_SHORT EXERCISE_: Transcribe every record that appears below, exactly and in full.
※
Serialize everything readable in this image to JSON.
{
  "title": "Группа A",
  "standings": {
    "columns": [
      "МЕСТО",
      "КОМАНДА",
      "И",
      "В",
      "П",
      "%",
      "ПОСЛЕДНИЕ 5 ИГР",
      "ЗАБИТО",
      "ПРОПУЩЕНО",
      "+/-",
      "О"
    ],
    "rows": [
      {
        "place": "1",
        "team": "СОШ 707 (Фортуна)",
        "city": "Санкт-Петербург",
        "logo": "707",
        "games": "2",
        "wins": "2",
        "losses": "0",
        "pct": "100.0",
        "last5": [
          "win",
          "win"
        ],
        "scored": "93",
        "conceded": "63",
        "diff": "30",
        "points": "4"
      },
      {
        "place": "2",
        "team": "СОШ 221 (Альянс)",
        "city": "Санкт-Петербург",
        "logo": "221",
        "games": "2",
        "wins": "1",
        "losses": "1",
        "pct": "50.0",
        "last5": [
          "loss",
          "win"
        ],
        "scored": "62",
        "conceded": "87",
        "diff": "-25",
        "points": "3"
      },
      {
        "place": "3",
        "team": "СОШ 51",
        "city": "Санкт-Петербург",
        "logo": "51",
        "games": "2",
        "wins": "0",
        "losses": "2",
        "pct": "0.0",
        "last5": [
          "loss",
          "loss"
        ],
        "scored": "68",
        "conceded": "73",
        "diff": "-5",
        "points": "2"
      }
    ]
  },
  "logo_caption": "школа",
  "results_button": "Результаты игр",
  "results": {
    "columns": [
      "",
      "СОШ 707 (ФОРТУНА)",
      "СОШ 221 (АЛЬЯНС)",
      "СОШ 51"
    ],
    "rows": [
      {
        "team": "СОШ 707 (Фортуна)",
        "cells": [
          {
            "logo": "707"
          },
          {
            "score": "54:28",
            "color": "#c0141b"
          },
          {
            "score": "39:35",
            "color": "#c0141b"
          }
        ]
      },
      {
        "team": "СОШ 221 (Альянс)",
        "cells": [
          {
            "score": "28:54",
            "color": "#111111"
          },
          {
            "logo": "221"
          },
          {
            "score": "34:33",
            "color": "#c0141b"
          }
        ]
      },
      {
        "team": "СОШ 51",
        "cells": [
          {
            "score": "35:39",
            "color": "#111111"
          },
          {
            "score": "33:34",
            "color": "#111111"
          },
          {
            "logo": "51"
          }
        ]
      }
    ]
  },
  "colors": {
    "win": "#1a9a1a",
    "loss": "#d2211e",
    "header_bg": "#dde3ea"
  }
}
※
_ANSWER_:
Serialize everything readable in this image to JSON.
{
  "title": "Группа A",
  "standings": {
    "columns": [
      "МЕСТО",
      "КОМАНДА",
      "И",
      "В",
      "П",
      "%",
      "ПОСЛЕДНИЕ 5 ИГР",
      "ЗАБИТО",
      "ПРОПУЩЕНО",
      "+/-",
      "О"
    ],
    "rows": [
      {
        "place": "1",
        "team": "СОШ 707 (Фортуна)",
        "city": "Санкт-Петербург",
        "logo": "707",
        "games": "2",
        "wins": "2",
        "losses": "0",
        "pct": "100.0",
        "last5": [
          "win",
          "win"
        ],
        "scored": "93",
        "conceded": "63",
        "diff": "30",
        "points": "4"
      },
      {
        "place": "2",
        "team": "СОШ 221 (Альянс)",
        "city": "Санкт-Петербург",
        "logo": "221",
        "games": "2",
        "wins": "1",
        "losses": "1",
        "pct": "50.0",
        "last5": [
          "loss",
          "win"
        ],
        "scored": "62",
        "conceded": "87",
        "diff": "-25",
        "points": "3"
      },
      {
        "place": "3",
        "team": "СОШ 51",
        "city": "Санкт-Петербург",
        "logo": "51",
        "games": "2",
        "wins": "0",
        "losses": "2",
        "pct": "0.0",
        "last5": [
          "loss",
          "loss"
        ],
        "scored": "68",
        "conceded": "73",
        "diff": "-5",
        "points": "2"
      }
    ]
  },
  "logo_caption": "школа",
  "results_button": "Результаты игр",
  "results": {
    "columns": [
      "",
      "СОШ 707 (ФОРТУНА)",
      "СОШ 221 (АЛЬЯНС)",
      "СОШ 51"
    ],
    "rows": [
      {
        "team": "СОШ 707 (Фортуна)",
        "cells": [
          {
            "logo": "707"
          },
          {
            "score": "54:28",
            "color": "#c0141b"
          },
          {
            "score": "39:35",
            "color": "#c0141b"
          }
        ]
      },
      {
        "team": "СОШ 221 (Альянс)",
        "cells": [
          {
            "score": "28:54",
            "color": "#111111"
          },
          {
            "logo": "221"
          },
          {
            "score": "34:33",
            "color": "#c0141b"
          }
        ]
      },
      {
        "team": "СОШ 51",
        "cells": [
          {
            "score": "35:39",
            "color": "#111111"
          },
          {
            "score": "33:34",
            "color": "#111111"
          },
          {
            "logo": "51"
          }
        ]
      }
    ]
  },
  "colors": {
    "win": "#1a9a1a",
    "loss": "#d2211e",
    "header_bg": "#dde3ea"
  }
}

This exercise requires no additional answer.